Written exercise –
Search the material and gather each line with "workspace" in it.

─── The records

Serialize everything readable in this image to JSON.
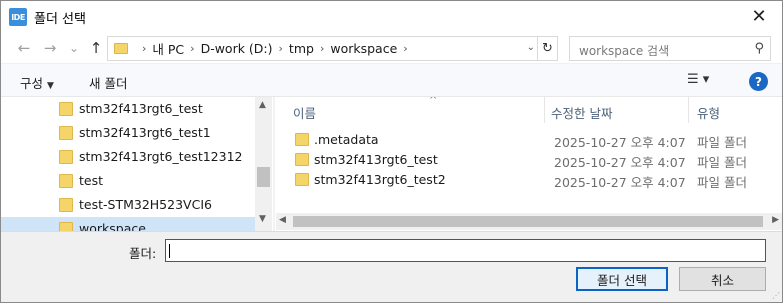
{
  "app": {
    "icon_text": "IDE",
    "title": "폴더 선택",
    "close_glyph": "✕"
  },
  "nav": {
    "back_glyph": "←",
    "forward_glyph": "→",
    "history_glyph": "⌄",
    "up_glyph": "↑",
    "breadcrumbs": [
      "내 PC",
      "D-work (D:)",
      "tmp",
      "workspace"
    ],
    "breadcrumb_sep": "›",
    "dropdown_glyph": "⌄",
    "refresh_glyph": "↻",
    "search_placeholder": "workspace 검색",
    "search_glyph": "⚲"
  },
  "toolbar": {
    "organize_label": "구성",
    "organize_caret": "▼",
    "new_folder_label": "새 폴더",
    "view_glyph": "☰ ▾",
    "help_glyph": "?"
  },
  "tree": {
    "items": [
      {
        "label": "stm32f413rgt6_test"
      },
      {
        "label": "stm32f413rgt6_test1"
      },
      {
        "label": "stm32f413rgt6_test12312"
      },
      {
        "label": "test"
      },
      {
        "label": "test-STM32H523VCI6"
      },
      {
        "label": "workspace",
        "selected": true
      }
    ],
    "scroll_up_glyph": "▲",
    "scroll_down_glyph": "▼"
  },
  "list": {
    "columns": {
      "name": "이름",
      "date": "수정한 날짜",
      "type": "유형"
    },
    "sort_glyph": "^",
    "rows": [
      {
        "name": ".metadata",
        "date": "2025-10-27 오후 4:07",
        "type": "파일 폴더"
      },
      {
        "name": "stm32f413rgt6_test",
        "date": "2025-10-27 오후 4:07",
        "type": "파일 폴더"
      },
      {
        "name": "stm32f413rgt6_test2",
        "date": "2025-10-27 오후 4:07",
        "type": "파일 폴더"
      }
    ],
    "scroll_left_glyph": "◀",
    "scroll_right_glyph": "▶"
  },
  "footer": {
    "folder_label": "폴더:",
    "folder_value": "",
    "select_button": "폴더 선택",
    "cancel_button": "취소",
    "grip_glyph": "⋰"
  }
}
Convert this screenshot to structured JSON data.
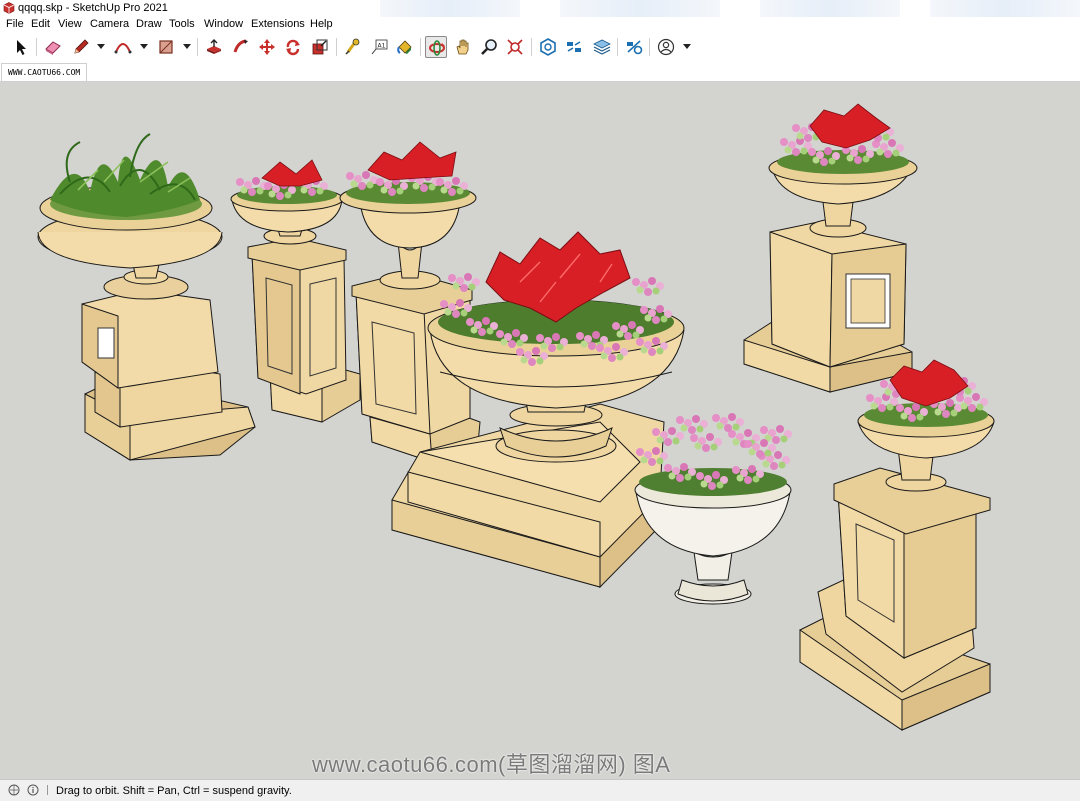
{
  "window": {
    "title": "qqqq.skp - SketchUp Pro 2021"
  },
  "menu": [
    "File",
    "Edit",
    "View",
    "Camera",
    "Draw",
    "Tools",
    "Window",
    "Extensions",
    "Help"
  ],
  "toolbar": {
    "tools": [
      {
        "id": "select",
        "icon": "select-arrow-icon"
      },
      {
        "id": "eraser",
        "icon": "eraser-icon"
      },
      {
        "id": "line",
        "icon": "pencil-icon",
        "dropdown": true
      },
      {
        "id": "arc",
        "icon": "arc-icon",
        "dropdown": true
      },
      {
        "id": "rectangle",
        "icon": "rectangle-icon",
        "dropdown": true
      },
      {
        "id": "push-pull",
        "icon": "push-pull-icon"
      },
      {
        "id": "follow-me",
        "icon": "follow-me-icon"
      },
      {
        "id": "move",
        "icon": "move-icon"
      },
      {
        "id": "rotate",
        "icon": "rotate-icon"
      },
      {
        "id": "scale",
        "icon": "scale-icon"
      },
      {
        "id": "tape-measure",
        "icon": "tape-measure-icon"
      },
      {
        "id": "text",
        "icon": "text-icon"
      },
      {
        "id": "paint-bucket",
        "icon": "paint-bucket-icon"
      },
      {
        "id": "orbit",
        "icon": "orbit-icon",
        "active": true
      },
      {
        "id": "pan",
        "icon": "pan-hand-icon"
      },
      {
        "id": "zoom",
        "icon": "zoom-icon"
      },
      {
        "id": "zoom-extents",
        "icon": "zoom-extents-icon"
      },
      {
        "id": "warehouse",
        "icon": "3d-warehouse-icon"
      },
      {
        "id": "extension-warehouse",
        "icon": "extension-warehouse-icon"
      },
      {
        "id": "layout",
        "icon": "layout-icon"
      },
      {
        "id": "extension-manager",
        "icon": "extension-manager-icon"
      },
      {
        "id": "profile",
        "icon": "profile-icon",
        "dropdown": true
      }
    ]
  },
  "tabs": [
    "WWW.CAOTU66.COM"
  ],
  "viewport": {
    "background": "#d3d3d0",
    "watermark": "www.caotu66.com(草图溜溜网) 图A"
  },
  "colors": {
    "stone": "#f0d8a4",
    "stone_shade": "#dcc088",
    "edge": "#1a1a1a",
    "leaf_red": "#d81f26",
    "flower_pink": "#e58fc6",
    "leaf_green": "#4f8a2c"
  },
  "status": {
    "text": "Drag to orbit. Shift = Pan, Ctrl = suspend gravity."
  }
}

──────
─── The records

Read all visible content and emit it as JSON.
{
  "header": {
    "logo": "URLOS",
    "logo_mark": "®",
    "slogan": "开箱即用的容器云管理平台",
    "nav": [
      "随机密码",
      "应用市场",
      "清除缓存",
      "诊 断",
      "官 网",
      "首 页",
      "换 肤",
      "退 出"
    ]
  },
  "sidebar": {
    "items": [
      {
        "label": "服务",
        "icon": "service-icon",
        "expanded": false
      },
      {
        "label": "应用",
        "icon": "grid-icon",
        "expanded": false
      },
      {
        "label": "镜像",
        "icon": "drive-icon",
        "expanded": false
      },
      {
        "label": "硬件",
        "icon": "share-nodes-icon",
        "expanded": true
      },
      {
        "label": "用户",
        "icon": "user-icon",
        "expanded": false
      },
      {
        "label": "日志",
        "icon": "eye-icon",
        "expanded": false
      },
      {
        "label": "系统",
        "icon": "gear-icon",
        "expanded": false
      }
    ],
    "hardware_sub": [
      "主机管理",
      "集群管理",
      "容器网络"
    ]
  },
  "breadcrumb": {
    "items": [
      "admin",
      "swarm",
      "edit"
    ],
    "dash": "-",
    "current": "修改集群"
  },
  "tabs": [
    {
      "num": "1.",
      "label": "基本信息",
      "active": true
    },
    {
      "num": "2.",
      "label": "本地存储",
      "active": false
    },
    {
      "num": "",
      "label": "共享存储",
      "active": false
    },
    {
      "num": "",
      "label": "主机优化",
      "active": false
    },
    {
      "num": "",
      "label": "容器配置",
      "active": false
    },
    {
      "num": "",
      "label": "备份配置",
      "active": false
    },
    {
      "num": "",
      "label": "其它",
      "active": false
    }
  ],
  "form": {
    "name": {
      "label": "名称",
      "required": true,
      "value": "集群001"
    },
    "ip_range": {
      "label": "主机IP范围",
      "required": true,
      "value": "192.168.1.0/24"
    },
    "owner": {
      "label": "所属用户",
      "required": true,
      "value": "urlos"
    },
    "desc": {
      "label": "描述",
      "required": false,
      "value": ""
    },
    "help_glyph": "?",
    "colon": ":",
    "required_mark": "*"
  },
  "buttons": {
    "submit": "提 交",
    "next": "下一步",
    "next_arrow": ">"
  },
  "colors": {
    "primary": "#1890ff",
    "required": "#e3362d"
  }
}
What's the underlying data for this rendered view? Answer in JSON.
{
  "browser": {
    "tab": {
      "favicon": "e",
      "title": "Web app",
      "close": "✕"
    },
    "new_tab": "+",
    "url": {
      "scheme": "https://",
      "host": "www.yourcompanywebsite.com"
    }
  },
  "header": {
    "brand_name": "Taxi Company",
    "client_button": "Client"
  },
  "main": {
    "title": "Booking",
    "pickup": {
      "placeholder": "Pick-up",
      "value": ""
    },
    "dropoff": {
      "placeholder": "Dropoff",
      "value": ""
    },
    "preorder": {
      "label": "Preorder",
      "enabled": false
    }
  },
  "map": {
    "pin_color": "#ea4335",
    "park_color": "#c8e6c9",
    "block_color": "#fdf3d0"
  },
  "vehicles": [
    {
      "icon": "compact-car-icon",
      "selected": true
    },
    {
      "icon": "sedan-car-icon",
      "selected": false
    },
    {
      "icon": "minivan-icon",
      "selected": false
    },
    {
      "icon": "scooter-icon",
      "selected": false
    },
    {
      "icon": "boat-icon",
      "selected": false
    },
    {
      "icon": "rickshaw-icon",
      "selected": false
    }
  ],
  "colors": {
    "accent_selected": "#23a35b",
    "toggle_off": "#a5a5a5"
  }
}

──────

Answer in full –
      "workspace"
    "search_placeholder": "workspace 검색",
        "label": "workspace",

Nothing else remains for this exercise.